TASK OBJECTIVE - Gather the lines that hold the string "encourage".

------ DATASET CONTENT

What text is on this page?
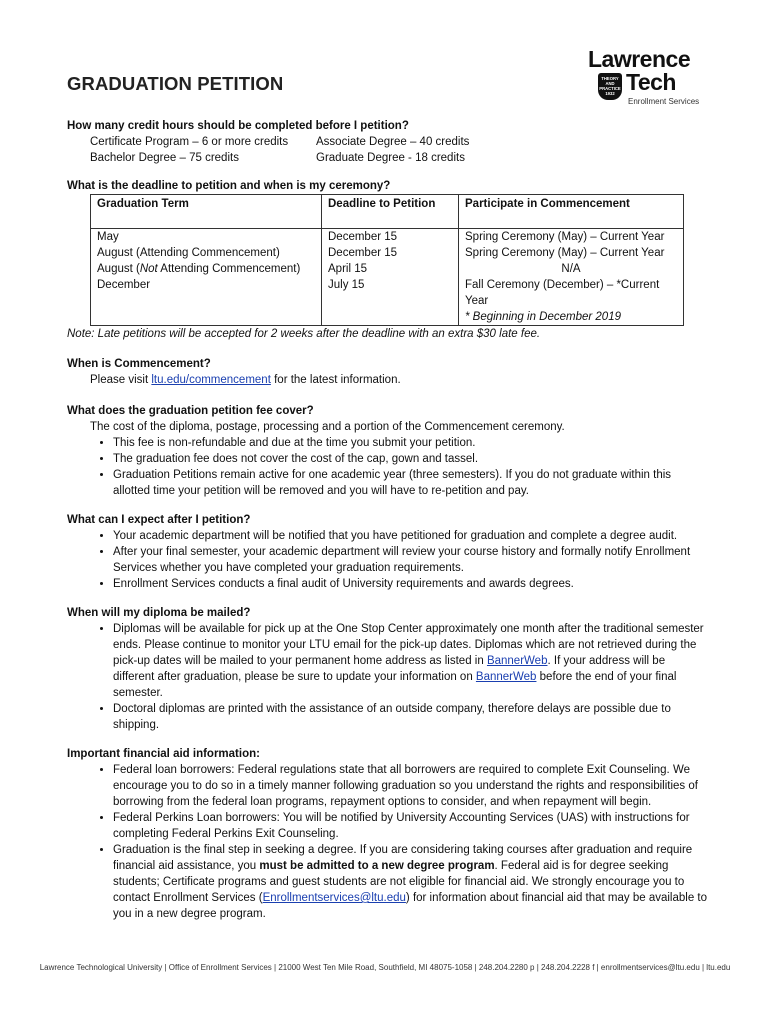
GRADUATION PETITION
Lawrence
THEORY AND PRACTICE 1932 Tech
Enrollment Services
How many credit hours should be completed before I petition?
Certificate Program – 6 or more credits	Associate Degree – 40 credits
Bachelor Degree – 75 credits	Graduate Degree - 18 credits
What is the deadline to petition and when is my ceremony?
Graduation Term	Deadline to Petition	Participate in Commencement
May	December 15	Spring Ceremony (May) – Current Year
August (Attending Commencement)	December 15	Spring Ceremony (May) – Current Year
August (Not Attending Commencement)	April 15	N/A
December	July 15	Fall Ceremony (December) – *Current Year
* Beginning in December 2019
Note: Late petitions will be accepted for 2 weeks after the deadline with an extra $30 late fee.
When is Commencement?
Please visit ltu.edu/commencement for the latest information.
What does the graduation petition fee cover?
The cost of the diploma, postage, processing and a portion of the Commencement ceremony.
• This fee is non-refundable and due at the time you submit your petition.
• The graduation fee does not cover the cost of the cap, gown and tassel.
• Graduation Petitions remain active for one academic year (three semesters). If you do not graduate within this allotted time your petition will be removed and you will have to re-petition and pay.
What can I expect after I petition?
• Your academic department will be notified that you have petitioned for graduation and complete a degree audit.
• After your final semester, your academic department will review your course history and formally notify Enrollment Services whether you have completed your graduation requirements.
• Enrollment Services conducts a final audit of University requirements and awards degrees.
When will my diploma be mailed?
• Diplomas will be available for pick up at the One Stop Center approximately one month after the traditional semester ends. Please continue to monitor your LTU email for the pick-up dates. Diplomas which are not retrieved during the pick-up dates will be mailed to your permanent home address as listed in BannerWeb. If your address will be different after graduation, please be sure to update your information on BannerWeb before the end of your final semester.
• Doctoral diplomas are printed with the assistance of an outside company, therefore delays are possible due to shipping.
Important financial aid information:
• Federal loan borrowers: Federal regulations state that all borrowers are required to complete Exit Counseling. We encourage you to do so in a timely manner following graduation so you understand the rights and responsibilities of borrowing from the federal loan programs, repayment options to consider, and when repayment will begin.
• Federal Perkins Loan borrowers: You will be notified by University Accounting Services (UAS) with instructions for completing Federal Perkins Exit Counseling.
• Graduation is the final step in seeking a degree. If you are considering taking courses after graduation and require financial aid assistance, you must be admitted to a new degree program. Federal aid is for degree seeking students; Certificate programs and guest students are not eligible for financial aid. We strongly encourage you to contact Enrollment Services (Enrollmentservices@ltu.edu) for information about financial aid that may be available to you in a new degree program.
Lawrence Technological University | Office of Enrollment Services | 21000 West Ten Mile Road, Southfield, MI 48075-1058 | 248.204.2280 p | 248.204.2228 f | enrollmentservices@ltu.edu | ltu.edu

------------
------ DATASET CONTENT

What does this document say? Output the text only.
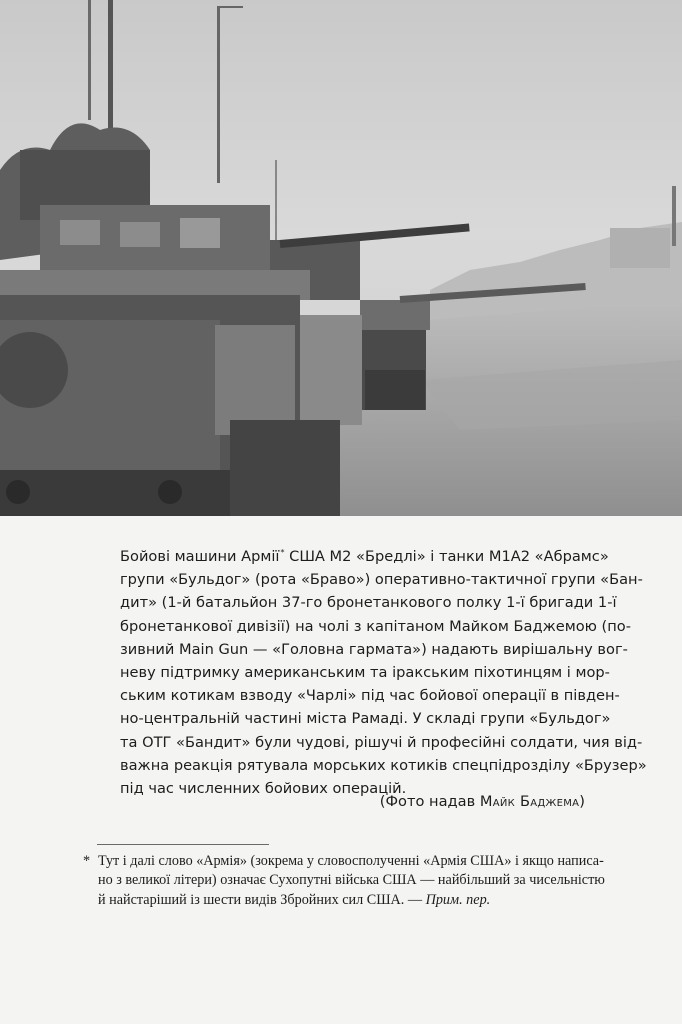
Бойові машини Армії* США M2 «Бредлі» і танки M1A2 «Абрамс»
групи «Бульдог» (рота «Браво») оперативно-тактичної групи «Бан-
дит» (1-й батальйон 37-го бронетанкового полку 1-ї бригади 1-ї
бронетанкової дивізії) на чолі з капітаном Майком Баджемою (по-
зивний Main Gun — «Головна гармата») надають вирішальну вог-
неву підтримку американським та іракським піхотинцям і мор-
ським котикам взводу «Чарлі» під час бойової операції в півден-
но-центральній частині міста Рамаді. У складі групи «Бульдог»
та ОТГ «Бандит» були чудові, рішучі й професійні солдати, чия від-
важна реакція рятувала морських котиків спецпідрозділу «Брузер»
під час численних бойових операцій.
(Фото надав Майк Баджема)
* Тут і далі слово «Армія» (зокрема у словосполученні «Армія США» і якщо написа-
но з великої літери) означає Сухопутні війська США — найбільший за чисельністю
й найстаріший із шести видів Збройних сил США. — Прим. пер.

------------

RESULT OF THIS EXERCISE -
• Federal loan borrowers: Federal regulations state that all borrowers are required to complete Exit Counseling. We encourage you to do so in a timely manner following graduation so you understand the rights and responsibilities of borrowing from the federal loan programs, repayment options to consider, and when repayment will begin.
• Graduation is the final step in seeking a degree. If you are considering taking courses after graduation and require financial aid assistance, you must be admitted to a new degree program. Federal aid is for degree seeking students; Certificate programs and guest students are not eligible for financial aid. We strongly encourage you to contact Enrollment Services (Enrollmentservices@ltu.edu) for information about financial aid that may be available to you in a new degree program.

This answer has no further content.